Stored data
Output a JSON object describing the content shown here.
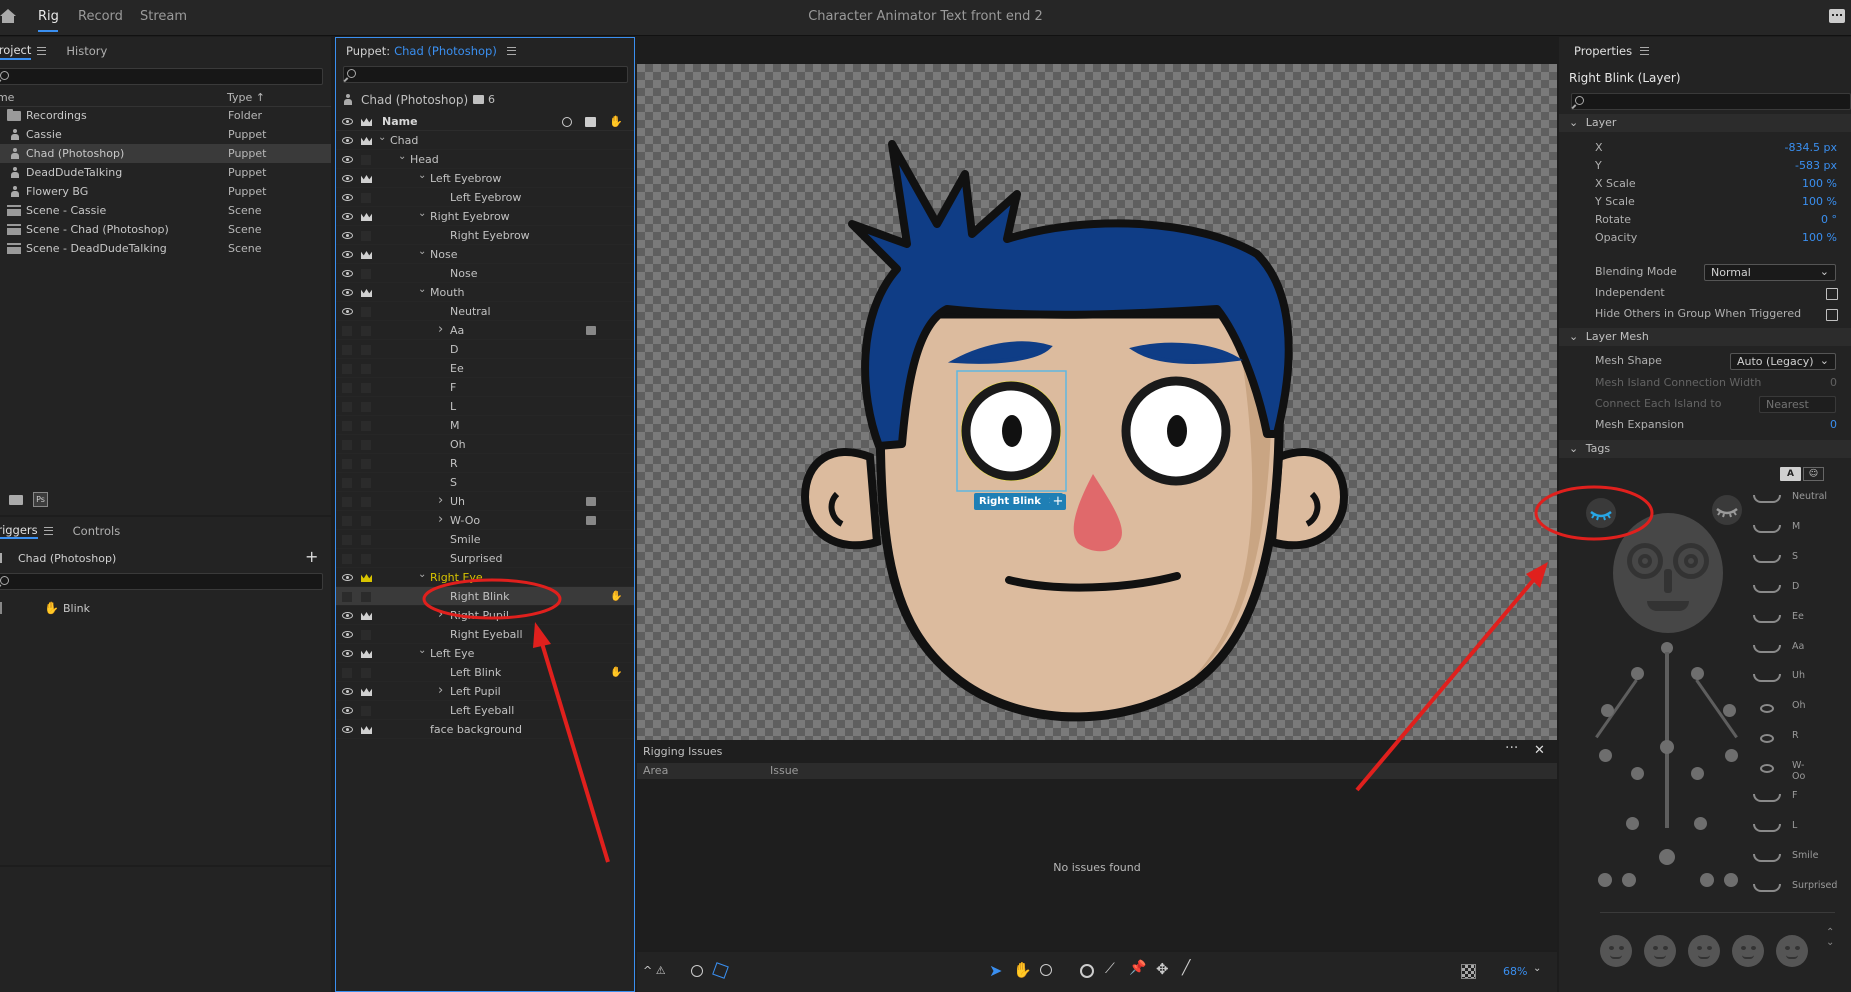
{
  "app": {
    "title": "Character Animator Text front end 2"
  },
  "topnav": {
    "tabs": [
      "Rig",
      "Record",
      "Stream"
    ]
  },
  "project": {
    "tabs": [
      "Project",
      "History"
    ],
    "columns": {
      "name": "Name",
      "type": "Type"
    },
    "items": [
      {
        "name": "Recordings",
        "type": "Folder",
        "icon": "folder-icon"
      },
      {
        "name": "Cassie",
        "type": "Puppet",
        "icon": "puppet-icon"
      },
      {
        "name": "Chad (Photoshop)",
        "type": "Puppet",
        "icon": "puppet-icon",
        "selected": true
      },
      {
        "name": "DeadDudeTalking",
        "type": "Puppet",
        "icon": "puppet-icon"
      },
      {
        "name": "Flowery BG",
        "type": "Puppet",
        "icon": "puppet-icon"
      },
      {
        "name": "Scene - Cassie",
        "type": "Scene",
        "icon": "scene-icon"
      },
      {
        "name": "Scene - Chad (Photoshop)",
        "type": "Scene",
        "icon": "scene-icon"
      },
      {
        "name": "Scene - DeadDudeTalking",
        "type": "Scene",
        "icon": "scene-icon"
      }
    ],
    "ps_badge": "Ps"
  },
  "triggers": {
    "tabs": [
      "Triggers",
      "Controls"
    ],
    "puppet": "Chad (Photoshop)",
    "items": [
      {
        "name": "Blink"
      }
    ]
  },
  "puppet_panel": {
    "label": "Puppet:",
    "name": "Chad (Photoshop)",
    "header_name": "Chad (Photoshop)",
    "count": "6",
    "column_name": "Name",
    "layers": [
      {
        "name": "Chad",
        "depth": 1,
        "chevron": "down",
        "eye": true,
        "crown": true
      },
      {
        "name": "Head",
        "depth": 2,
        "chevron": "down",
        "eye": true,
        "crown": false
      },
      {
        "name": "Left Eyebrow",
        "depth": 3,
        "chevron": "down",
        "eye": true,
        "crown": true
      },
      {
        "name": "Left Eyebrow",
        "depth": 4,
        "eye": true
      },
      {
        "name": "Right Eyebrow",
        "depth": 3,
        "chevron": "down",
        "eye": true,
        "crown": true
      },
      {
        "name": "Right Eyebrow",
        "depth": 4,
        "eye": true
      },
      {
        "name": "Nose",
        "depth": 3,
        "chevron": "down",
        "eye": true,
        "crown": true
      },
      {
        "name": "Nose",
        "depth": 4,
        "eye": true
      },
      {
        "name": "Mouth",
        "depth": 3,
        "chevron": "down",
        "eye": true,
        "crown": true
      },
      {
        "name": "Neutral",
        "depth": 4,
        "eye": true
      },
      {
        "name": "Aa",
        "depth": 4,
        "chevron": "right",
        "eye": false,
        "badge": true
      },
      {
        "name": "D",
        "depth": 4,
        "eye": false
      },
      {
        "name": "Ee",
        "depth": 4,
        "eye": false
      },
      {
        "name": "F",
        "depth": 4,
        "eye": false
      },
      {
        "name": "L",
        "depth": 4,
        "eye": false
      },
      {
        "name": "M",
        "depth": 4,
        "eye": false
      },
      {
        "name": "Oh",
        "depth": 4,
        "eye": false
      },
      {
        "name": "R",
        "depth": 4,
        "eye": false
      },
      {
        "name": "S",
        "depth": 4,
        "eye": false
      },
      {
        "name": "Uh",
        "depth": 4,
        "chevron": "right",
        "eye": false,
        "badge": true
      },
      {
        "name": "W-Oo",
        "depth": 4,
        "chevron": "right",
        "eye": false,
        "badge": true
      },
      {
        "name": "Smile",
        "depth": 4,
        "eye": false
      },
      {
        "name": "Surprised",
        "depth": 4,
        "eye": false
      },
      {
        "name": "Right Eye",
        "depth": 3,
        "chevron": "down",
        "eye": true,
        "crown": true,
        "highlight": true
      },
      {
        "name": "Right Blink",
        "depth": 4,
        "eye": false,
        "selected": true,
        "trigger": true
      },
      {
        "name": "Right Pupil",
        "depth": 4,
        "chevron": "right",
        "eye": true,
        "crown": true
      },
      {
        "name": "Right Eyeball",
        "depth": 4,
        "eye": true
      },
      {
        "name": "Left Eye",
        "depth": 3,
        "chevron": "down",
        "eye": true,
        "crown": true
      },
      {
        "name": "Left Blink",
        "depth": 4,
        "eye": false,
        "trigger": true
      },
      {
        "name": "Left Pupil",
        "depth": 4,
        "chevron": "right",
        "eye": true,
        "crown": true
      },
      {
        "name": "Left Eyeball",
        "depth": 4,
        "eye": true
      },
      {
        "name": "face background",
        "depth": 3,
        "eye": true,
        "crown": true
      }
    ]
  },
  "canvas": {
    "tag_chip": "Right Blink",
    "zoom": "68%"
  },
  "rigging_issues": {
    "title": "Rigging Issues",
    "columns": [
      "Area",
      "Issue"
    ],
    "empty_message": "No issues found"
  },
  "properties": {
    "title": "Properties",
    "layer_title": "Right Blink (Layer)",
    "layer_section": "Layer",
    "rows": [
      {
        "label": "X",
        "value": "-834.5 px"
      },
      {
        "label": "Y",
        "value": "-583 px"
      },
      {
        "label": "X Scale",
        "value": "100 %"
      },
      {
        "label": "Y Scale",
        "value": "100 %"
      },
      {
        "label": "Rotate",
        "value": "0 °"
      },
      {
        "label": "Opacity",
        "value": "100 %"
      }
    ],
    "blending_mode_label": "Blending Mode",
    "blending_mode_value": "Normal",
    "independent_label": "Independent",
    "hide_others_label": "Hide Others in Group When Triggered",
    "mesh_section": "Layer Mesh",
    "mesh_shape_label": "Mesh Shape",
    "mesh_shape_value": "Auto (Legacy)",
    "mesh_island_label": "Mesh Island Connection Width",
    "mesh_island_value": "0",
    "connect_each_label": "Connect Each Island to",
    "connect_each_value": "Nearest",
    "mesh_expansion_label": "Mesh Expansion",
    "mesh_expansion_value": "0",
    "tags_section": "Tags",
    "tags_mode": "A",
    "mouth_tags": [
      "Neutral",
      "M",
      "S",
      "D",
      "Ee",
      "Aa",
      "Uh",
      "Oh",
      "R",
      "W-Oo",
      "F",
      "L",
      "Smile",
      "Surprised"
    ]
  },
  "colors": {
    "accent": "#3a8ff0",
    "hair": "#0f3d86",
    "skin": "#dcbb9e",
    "nose": "#e0696b",
    "annotation": "#e0201d",
    "highlight_layer": "#d8c400"
  }
}
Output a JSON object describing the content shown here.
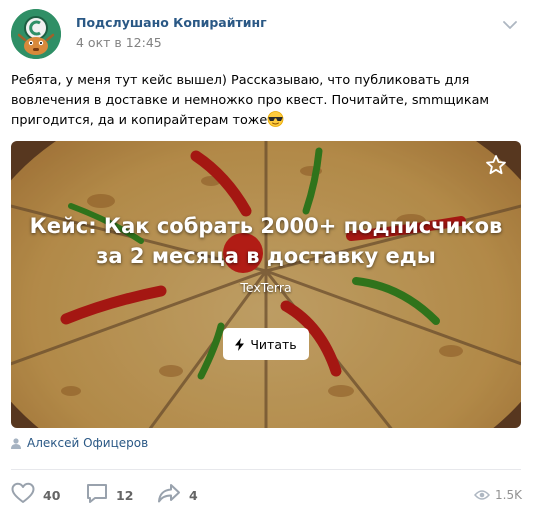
{
  "group": {
    "name": "Подслушано Копирайтинг",
    "date": "4 окт в 12:45"
  },
  "post": {
    "text_before_highlight": "Ребята, у меня тут ",
    "highlight_word": "кейс",
    "text_after_highlight": " вышел) Рассказываю, что публиковать для вовлечения в доставке и немножко про квест. Почитайте, smmщикам пригодится, да и копирайтерам тоже",
    "emoji": "sunglasses-emoji"
  },
  "card": {
    "title": "Кейс: Как собрать 2000+ подписчиков за 2 месяца в доставку еды",
    "source": "TexTerra",
    "read_label": "Читать",
    "read_icon": "lightning-icon",
    "bookmark_icon": "star-icon"
  },
  "author": {
    "name": "Алексей Офицеров",
    "icon": "person-icon"
  },
  "actions": {
    "likes": "40",
    "comments": "12",
    "shares": "4",
    "views": "1.5K"
  },
  "colors": {
    "link": "#2a5885",
    "meta": "#828282",
    "action_icon": "#99a2ad"
  }
}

Problem statement
From the records given above, reproduce all text exactly and exclude each picture.

Solution to the exercise
Output a JSON object describing the content shown here.
{
  "app": {
    "title": "Character Animator Text front end 2"
  },
  "topnav": {
    "tabs": [
      "Rig",
      "Record",
      "Stream"
    ]
  },
  "project": {
    "tabs": [
      "Project",
      "History"
    ],
    "columns": {
      "name": "Name",
      "type": "Type"
    },
    "items": [
      {
        "name": "Recordings",
        "type": "Folder",
        "icon": "folder-icon"
      },
      {
        "name": "Cassie",
        "type": "Puppet",
        "icon": "puppet-icon"
      },
      {
        "name": "Chad (Photoshop)",
        "type": "Puppet",
        "icon": "puppet-icon",
        "selected": true
      },
      {
        "name": "DeadDudeTalking",
        "type": "Puppet",
        "icon": "puppet-icon"
      },
      {
        "name": "Flowery BG",
        "type": "Puppet",
        "icon": "puppet-icon"
      },
      {
        "name": "Scene - Cassie",
        "type": "Scene",
        "icon": "scene-icon"
      },
      {
        "name": "Scene - Chad (Photoshop)",
        "type": "Scene",
        "icon": "scene-icon"
      },
      {
        "name": "Scene - DeadDudeTalking",
        "type": "Scene",
        "icon": "scene-icon"
      }
    ],
    "ps_badge": "Ps"
  },
  "triggers": {
    "tabs": [
      "Triggers",
      "Controls"
    ],
    "puppet": "Chad (Photoshop)",
    "items": [
      {
        "name": "Blink"
      }
    ]
  },
  "puppet_panel": {
    "label": "Puppet:",
    "name": "Chad (Photoshop)",
    "header_name": "Chad (Photoshop)",
    "count": "6",
    "column_name": "Name",
    "layers": [
      {
        "name": "Chad",
        "depth": 1,
        "chevron": "down",
        "eye": true,
        "crown": true
      },
      {
        "name": "Head",
        "depth": 2,
        "chevron": "down",
        "eye": true,
        "crown": false
      },
      {
        "name": "Left Eyebrow",
        "depth": 3,
        "chevron": "down",
        "eye": true,
        "crown": true
      },
      {
        "name": "Left Eyebrow",
        "depth": 4,
        "eye": true
      },
      {
        "name": "Right Eyebrow",
        "depth": 3,
        "chevron": "down",
        "eye": true,
        "crown": true
      },
      {
        "name": "Right Eyebrow",
        "depth": 4,
        "eye": true
      },
      {
        "name": "Nose",
        "depth": 3,
        "chevron": "down",
        "eye": true,
        "crown": true
      },
      {
        "name": "Nose",
        "depth": 4,
        "eye": true
      },
      {
        "name": "Mouth",
        "depth": 3,
        "chevron": "down",
        "eye": true,
        "crown": true
      },
      {
        "name": "Neutral",
        "depth": 4,
        "eye": true
      },
      {
        "name": "Aa",
        "depth": 4,
        "chevron": "right",
        "eye": false,
        "badge": true
      },
      {
        "name": "D",
        "depth": 4,
        "eye": false
      },
      {
        "name": "Ee",
        "depth": 4,
        "eye": false
      },
      {
        "name": "F",
        "depth": 4,
        "eye": false
      },
      {
        "name": "L",
        "depth": 4,
        "eye": false
      },
      {
        "name": "M",
        "depth": 4,
        "eye": false
      },
      {
        "name": "Oh",
        "depth": 4,
        "eye": false
      },
      {
        "name": "R",
        "depth": 4,
        "eye": false
      },
      {
        "name": "S",
        "depth": 4,
        "eye": false
      },
      {
        "name": "Uh",
        "depth": 4,
        "chevron": "right",
        "eye": false,
        "badge": true
      },
      {
        "name": "W-Oo",
        "depth": 4,
        "chevron": "right",
        "eye": false,
        "badge": true
      },
      {
        "name": "Smile",
        "depth": 4,
        "eye": false
      },
      {
        "name": "Surprised",
        "depth": 4,
        "eye": false
      },
      {
        "name": "Right Eye",
        "depth": 3,
        "chevron": "down",
        "eye": true,
        "crown": true,
        "highlight": true
      },
      {
        "name": "Right Blink",
        "depth": 4,
        "eye": false,
        "selected": true,
        "trigger": true
      },
      {
        "name": "Right Pupil",
        "depth": 4,
        "chevron": "right",
        "eye": true,
        "crown": true
      },
      {
        "name": "Right Eyeball",
        "depth": 4,
        "eye": true
      },
      {
        "name": "Left Eye",
        "depth": 3,
        "chevron": "down",
        "eye": true,
        "crown": true
      },
      {
        "name": "Left Blink",
        "depth": 4,
        "eye": false,
        "trigger": true
      },
      {
        "name": "Left Pupil",
        "depth": 4,
        "chevron": "right",
        "eye": true,
        "crown": true
      },
      {
        "name": "Left Eyeball",
        "depth": 4,
        "eye": true
      },
      {
        "name": "face background",
        "depth": 3,
        "eye": true,
        "crown": true
      }
    ]
  },
  "canvas": {
    "tag_chip": "Right Blink",
    "zoom": "68%"
  },
  "rigging_issues": {
    "title": "Rigging Issues",
    "columns": [
      "Area",
      "Issue"
    ],
    "empty_message": "No issues found"
  },
  "properties": {
    "title": "Properties",
    "layer_title": "Right Blink (Layer)",
    "layer_section": "Layer",
    "rows": [
      {
        "label": "X",
        "value": "-834.5 px"
      },
      {
        "label": "Y",
        "value": "-583 px"
      },
      {
        "label": "X Scale",
        "value": "100 %"
      },
      {
        "label": "Y Scale",
        "value": "100 %"
      },
      {
        "label": "Rotate",
        "value": "0 °"
      },
      {
        "label": "Opacity",
        "value": "100 %"
      }
    ],
    "blending_mode_label": "Blending Mode",
    "blending_mode_value": "Normal",
    "independent_label": "Independent",
    "hide_others_label": "Hide Others in Group When Triggered",
    "mesh_section": "Layer Mesh",
    "mesh_shape_label": "Mesh Shape",
    "mesh_shape_value": "Auto (Legacy)",
    "mesh_island_label": "Mesh Island Connection Width",
    "mesh_island_value": "0",
    "connect_each_label": "Connect Each Island to",
    "connect_each_value": "Nearest",
    "mesh_expansion_label": "Mesh Expansion",
    "mesh_expansion_value": "0",
    "tags_section": "Tags",
    "tags_mode": "A",
    "mouth_tags": [
      "Neutral",
      "M",
      "S",
      "D",
      "Ee",
      "Aa",
      "Uh",
      "Oh",
      "R",
      "W-Oo",
      "F",
      "L",
      "Smile",
      "Surprised"
    ]
  },
  "colors": {
    "accent": "#3a8ff0",
    "hair": "#0f3d86",
    "skin": "#dcbb9e",
    "nose": "#e0696b",
    "annotation": "#e0201d",
    "highlight_layer": "#d8c400"
  }
}
Output a JSON object describing the content shown here.
{
  "group": {
    "name": "Подслушано Копирайтинг",
    "date": "4 окт в 12:45"
  },
  "post": {
    "text_before_highlight": "Ребята, у меня тут ",
    "highlight_word": "кейс",
    "text_after_highlight": " вышел) Рассказываю, что публиковать для вовлечения в доставке и немножко про квест. Почитайте, smmщикам пригодится, да и копирайтерам тоже",
    "emoji": "sunglasses-emoji"
  },
  "card": {
    "title": "Кейс: Как собрать 2000+ подписчиков за 2 месяца в доставку еды",
    "source": "TexTerra",
    "read_label": "Читать",
    "read_icon": "lightning-icon",
    "bookmark_icon": "star-icon"
  },
  "author": {
    "name": "Алексей Офицеров",
    "icon": "person-icon"
  },
  "actions": {
    "likes": "40",
    "comments": "12",
    "shares": "4",
    "views": "1.5K"
  },
  "colors": {
    "link": "#2a5885",
    "meta": "#828282",
    "action_icon": "#99a2ad"
  }
}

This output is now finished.